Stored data
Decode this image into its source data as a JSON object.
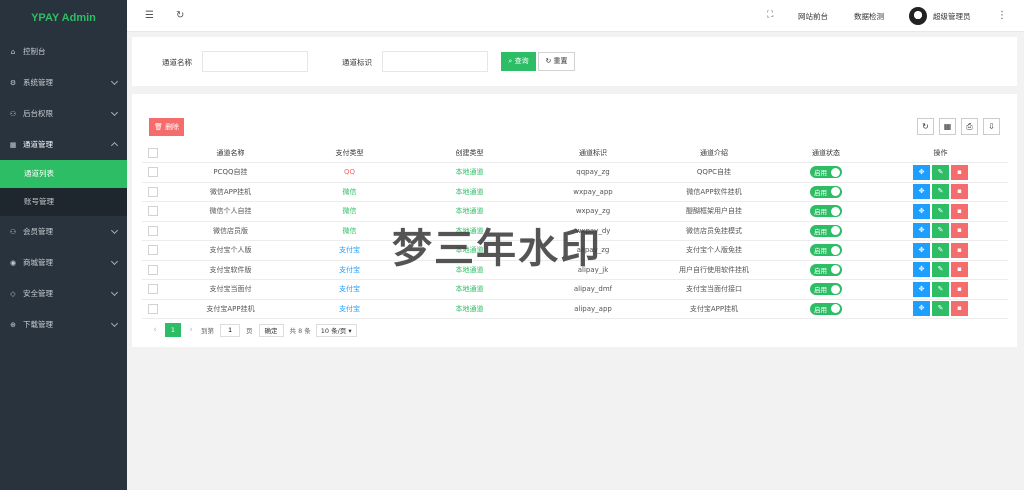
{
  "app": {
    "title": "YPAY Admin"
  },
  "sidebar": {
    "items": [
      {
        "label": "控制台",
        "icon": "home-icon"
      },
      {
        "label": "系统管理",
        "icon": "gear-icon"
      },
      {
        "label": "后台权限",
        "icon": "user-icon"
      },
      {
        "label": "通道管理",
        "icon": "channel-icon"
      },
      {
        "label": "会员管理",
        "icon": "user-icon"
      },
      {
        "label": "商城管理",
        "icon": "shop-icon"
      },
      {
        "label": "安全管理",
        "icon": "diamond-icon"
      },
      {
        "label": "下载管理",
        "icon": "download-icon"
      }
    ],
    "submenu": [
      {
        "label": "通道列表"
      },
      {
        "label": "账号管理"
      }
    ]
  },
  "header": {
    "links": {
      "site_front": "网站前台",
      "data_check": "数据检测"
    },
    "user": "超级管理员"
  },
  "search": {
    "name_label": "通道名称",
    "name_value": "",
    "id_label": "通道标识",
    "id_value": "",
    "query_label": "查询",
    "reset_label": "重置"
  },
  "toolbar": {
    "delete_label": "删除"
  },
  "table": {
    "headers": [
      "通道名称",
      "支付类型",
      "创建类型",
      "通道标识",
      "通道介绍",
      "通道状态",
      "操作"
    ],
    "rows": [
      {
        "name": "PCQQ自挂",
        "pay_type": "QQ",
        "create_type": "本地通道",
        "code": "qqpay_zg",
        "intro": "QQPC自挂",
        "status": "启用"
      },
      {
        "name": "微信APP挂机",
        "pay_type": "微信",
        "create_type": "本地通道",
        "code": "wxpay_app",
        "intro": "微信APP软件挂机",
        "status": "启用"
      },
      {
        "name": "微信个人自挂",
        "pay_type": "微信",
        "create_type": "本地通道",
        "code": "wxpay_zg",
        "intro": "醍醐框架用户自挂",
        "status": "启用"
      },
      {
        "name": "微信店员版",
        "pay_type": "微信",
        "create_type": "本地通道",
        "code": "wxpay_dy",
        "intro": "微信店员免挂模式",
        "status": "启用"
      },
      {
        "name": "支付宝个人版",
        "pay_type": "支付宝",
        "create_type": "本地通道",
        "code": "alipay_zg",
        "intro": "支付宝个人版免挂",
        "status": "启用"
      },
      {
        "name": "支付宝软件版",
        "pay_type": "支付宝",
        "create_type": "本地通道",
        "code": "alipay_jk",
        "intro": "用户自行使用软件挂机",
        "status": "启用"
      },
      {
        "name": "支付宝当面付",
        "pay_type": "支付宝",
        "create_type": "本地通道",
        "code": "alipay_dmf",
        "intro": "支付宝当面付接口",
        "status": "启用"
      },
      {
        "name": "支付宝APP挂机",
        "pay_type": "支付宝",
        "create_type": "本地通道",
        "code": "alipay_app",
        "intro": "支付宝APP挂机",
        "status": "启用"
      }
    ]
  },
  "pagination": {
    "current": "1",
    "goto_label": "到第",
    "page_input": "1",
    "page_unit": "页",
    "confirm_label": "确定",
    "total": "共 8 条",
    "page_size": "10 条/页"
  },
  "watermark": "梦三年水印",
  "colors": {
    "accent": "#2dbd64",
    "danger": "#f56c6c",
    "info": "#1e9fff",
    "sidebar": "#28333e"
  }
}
* * *
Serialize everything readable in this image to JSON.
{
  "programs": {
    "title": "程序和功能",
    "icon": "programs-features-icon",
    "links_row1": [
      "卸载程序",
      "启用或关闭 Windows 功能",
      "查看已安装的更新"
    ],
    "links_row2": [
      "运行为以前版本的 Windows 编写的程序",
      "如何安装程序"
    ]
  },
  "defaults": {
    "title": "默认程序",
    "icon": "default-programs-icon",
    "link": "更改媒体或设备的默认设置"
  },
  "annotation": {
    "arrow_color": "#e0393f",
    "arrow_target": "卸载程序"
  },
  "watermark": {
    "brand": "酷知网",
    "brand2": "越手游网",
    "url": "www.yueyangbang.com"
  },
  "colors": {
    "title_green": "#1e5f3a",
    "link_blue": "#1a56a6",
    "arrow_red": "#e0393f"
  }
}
* * *
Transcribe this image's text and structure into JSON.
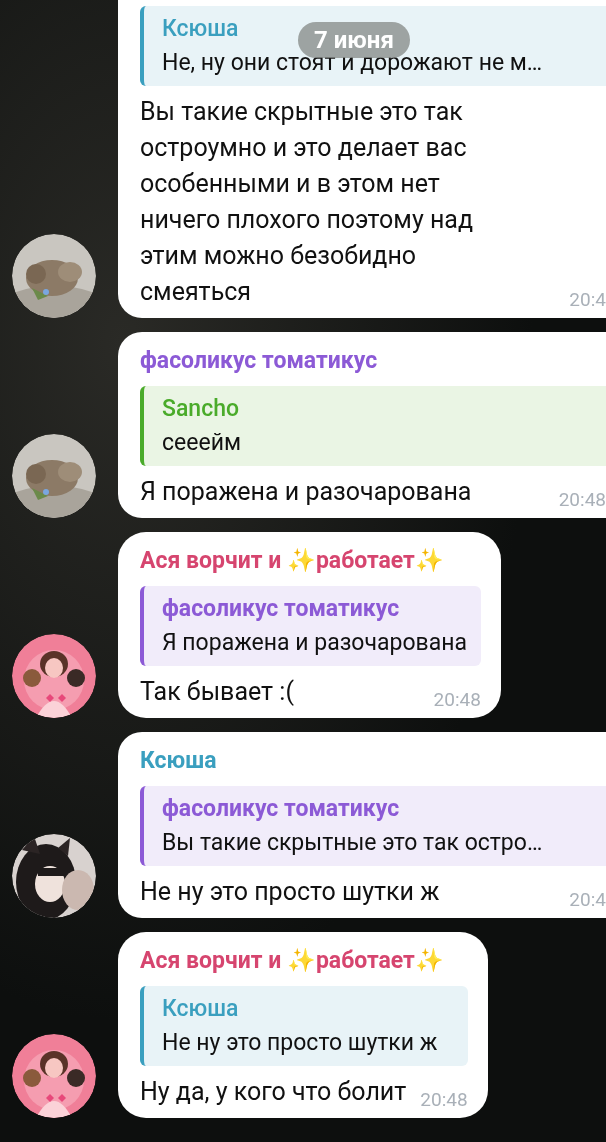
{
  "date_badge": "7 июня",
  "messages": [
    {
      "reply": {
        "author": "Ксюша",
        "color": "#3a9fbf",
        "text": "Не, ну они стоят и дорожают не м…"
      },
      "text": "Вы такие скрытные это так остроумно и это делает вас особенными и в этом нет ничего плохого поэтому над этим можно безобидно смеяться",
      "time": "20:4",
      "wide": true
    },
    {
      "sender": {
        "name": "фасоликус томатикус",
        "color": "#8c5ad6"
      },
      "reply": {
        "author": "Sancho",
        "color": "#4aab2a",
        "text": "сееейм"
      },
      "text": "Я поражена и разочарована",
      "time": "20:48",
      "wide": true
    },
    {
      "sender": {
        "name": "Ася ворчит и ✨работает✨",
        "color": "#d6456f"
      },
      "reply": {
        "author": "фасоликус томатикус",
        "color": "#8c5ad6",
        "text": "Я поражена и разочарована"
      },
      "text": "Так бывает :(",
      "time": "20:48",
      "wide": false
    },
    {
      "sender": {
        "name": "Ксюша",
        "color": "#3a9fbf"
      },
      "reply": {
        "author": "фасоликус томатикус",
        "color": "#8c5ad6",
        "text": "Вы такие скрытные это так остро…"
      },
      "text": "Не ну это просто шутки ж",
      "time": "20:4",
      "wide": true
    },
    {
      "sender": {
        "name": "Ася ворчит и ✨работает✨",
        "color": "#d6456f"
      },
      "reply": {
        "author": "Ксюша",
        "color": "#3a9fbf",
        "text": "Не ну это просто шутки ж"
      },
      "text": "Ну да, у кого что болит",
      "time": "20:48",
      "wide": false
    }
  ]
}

Exercise requirements:
Go through the records and pull out each line that includes the word "icon".

Solution to the exercise:
        "icon": "home-icon"
        "icon": "gear-icon"
        "icon": "user-icon"
        "icon": "channel-icon"
        "icon": "user-icon"
        "icon": "shop-icon"
        "icon": "diamond-icon"
        "icon": "download-icon"
    "icon": "programs-features-icon",
    "icon": "default-programs-icon",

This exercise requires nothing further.